(Dataset entries)
╔══

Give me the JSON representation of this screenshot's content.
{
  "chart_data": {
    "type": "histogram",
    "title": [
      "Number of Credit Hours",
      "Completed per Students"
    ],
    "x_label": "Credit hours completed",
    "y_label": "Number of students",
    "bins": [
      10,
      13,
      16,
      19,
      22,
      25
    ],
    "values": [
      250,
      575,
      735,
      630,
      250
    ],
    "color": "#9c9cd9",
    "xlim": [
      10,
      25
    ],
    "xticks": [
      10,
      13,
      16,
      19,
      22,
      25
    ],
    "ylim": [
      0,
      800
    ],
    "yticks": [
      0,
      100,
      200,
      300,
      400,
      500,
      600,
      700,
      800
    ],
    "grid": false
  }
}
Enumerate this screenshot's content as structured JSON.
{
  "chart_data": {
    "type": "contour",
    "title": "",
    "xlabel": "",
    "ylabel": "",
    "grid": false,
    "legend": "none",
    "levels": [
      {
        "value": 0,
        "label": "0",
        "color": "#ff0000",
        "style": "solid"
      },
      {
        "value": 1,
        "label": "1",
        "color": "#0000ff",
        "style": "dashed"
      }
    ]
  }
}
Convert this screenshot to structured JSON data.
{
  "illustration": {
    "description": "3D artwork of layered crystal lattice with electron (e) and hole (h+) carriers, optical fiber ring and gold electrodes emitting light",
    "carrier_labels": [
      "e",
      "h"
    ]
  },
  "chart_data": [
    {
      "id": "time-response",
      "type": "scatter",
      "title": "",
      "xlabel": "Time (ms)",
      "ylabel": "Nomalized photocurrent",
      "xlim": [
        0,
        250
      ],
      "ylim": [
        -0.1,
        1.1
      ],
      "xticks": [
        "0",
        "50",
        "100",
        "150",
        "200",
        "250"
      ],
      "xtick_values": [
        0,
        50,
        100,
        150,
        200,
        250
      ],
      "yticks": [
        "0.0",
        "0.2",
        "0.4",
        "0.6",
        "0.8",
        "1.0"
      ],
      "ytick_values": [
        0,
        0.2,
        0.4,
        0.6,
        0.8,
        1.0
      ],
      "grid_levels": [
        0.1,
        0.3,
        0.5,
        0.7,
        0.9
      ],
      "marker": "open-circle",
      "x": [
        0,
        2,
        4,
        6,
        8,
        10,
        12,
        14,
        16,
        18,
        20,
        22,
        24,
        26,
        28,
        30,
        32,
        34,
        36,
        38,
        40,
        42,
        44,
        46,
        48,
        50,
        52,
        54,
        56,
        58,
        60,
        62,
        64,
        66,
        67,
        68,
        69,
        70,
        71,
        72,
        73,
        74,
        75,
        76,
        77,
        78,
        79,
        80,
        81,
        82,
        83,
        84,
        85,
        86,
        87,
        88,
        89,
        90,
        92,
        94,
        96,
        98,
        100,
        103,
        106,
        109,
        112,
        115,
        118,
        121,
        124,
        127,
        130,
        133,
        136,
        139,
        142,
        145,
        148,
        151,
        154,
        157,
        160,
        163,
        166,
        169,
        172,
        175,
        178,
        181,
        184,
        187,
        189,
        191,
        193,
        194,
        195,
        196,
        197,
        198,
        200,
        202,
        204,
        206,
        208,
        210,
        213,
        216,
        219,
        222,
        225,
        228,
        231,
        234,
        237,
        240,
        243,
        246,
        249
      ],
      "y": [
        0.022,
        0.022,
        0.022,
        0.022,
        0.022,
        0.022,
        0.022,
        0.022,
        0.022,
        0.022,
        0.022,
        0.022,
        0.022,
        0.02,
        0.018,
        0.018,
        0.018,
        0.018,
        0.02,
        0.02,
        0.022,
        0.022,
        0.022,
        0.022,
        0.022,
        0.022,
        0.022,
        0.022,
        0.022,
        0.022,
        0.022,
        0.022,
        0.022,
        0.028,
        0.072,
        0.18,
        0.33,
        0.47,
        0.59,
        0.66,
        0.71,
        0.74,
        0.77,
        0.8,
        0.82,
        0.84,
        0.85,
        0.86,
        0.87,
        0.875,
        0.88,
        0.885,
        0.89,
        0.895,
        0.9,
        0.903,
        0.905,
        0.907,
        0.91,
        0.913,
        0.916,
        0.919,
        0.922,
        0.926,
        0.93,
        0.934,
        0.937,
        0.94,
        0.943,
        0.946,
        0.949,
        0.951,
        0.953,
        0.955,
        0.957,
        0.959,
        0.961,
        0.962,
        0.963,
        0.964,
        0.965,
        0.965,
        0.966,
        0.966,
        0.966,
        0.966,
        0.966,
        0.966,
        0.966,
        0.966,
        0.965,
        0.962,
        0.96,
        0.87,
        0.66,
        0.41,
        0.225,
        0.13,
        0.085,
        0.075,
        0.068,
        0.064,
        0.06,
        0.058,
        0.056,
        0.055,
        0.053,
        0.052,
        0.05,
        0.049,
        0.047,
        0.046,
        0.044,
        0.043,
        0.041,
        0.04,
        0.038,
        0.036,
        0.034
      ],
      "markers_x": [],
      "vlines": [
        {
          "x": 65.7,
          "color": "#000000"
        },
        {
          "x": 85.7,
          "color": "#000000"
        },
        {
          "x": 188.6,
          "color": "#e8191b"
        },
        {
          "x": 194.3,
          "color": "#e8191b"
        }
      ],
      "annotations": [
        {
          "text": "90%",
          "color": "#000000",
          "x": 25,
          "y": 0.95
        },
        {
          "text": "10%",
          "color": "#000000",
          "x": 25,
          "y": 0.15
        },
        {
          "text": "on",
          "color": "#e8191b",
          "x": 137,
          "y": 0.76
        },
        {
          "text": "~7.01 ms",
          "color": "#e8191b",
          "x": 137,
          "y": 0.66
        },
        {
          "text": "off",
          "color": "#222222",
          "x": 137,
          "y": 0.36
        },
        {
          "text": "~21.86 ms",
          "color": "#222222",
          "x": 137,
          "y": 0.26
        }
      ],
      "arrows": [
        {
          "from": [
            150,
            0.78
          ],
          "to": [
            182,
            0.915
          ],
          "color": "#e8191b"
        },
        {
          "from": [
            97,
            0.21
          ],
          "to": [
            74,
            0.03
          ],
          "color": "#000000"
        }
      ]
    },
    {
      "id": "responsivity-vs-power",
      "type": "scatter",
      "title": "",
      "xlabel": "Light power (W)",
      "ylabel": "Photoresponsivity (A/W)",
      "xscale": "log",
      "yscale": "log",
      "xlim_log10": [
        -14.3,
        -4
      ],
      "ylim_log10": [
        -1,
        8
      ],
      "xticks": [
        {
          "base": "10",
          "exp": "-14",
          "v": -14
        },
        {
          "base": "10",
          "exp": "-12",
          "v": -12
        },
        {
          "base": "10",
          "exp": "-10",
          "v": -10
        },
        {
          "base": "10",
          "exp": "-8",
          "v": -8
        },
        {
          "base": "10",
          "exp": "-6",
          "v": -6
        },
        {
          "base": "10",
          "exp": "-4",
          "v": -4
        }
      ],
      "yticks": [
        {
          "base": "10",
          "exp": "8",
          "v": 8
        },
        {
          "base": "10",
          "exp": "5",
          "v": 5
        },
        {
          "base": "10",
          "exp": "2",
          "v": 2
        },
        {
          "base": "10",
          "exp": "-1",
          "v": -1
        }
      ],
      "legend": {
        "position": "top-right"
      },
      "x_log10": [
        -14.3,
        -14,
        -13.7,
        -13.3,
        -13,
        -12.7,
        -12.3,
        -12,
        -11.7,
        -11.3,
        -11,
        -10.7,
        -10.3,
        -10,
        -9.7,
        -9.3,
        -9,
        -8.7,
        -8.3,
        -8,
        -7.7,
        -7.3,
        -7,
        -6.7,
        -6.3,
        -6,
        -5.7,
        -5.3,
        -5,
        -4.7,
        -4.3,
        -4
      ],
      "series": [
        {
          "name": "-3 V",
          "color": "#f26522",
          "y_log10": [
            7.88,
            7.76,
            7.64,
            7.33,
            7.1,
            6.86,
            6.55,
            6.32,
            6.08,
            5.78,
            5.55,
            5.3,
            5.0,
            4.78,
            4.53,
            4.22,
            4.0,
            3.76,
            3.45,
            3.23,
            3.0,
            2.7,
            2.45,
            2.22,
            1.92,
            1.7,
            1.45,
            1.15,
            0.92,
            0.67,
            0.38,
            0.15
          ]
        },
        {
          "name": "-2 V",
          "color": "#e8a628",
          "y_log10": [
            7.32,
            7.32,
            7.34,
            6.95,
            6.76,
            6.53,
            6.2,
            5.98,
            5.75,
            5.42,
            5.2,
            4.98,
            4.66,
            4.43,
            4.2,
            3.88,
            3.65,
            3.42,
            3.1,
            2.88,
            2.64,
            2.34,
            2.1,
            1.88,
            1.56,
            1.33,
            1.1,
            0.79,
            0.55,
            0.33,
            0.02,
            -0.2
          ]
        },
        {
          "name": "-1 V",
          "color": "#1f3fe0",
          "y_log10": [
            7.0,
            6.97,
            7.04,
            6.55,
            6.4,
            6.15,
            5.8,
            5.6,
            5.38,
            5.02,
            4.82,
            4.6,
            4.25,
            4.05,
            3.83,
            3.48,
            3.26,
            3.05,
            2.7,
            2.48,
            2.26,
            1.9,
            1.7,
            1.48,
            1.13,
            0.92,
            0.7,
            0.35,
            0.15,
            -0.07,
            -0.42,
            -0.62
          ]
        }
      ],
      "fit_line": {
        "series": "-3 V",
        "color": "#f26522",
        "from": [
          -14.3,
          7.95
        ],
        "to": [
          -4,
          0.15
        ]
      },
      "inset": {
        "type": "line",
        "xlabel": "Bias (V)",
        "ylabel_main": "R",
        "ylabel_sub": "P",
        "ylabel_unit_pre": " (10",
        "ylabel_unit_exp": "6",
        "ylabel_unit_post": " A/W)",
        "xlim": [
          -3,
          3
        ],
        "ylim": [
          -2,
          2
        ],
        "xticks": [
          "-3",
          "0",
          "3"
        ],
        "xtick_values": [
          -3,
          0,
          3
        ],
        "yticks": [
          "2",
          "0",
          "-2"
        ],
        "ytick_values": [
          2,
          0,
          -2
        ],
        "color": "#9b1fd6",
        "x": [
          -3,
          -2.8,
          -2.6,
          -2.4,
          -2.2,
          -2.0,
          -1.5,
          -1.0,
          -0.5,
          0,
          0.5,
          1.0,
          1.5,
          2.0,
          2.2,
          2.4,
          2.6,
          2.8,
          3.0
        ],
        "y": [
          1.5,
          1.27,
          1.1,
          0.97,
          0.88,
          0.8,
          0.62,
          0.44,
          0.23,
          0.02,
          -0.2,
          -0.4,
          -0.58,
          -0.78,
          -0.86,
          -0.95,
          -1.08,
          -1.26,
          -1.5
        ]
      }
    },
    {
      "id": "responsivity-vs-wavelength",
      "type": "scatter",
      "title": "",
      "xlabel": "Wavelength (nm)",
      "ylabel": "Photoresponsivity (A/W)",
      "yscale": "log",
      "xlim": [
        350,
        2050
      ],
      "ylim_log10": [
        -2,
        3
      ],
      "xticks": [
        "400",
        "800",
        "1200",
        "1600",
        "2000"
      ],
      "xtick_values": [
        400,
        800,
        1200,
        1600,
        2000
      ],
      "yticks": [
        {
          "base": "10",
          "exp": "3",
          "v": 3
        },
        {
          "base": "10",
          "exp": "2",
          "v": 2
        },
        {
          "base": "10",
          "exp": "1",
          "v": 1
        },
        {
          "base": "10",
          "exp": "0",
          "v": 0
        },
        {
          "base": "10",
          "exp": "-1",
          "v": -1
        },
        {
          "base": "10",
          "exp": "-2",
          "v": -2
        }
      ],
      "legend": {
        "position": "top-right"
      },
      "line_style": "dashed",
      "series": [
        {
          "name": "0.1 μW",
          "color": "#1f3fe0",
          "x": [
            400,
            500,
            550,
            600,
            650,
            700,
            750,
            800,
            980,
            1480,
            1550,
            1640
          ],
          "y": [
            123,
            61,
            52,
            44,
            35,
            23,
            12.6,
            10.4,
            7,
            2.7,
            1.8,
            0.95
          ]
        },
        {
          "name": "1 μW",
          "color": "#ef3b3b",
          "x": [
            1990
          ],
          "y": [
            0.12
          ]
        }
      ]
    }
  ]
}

╚══

### GOAL OF THE EXERCISE:
Your answer should be a single number: the count of lines in the entries that contain the word "power".

### SOLVED PROBLEM:
2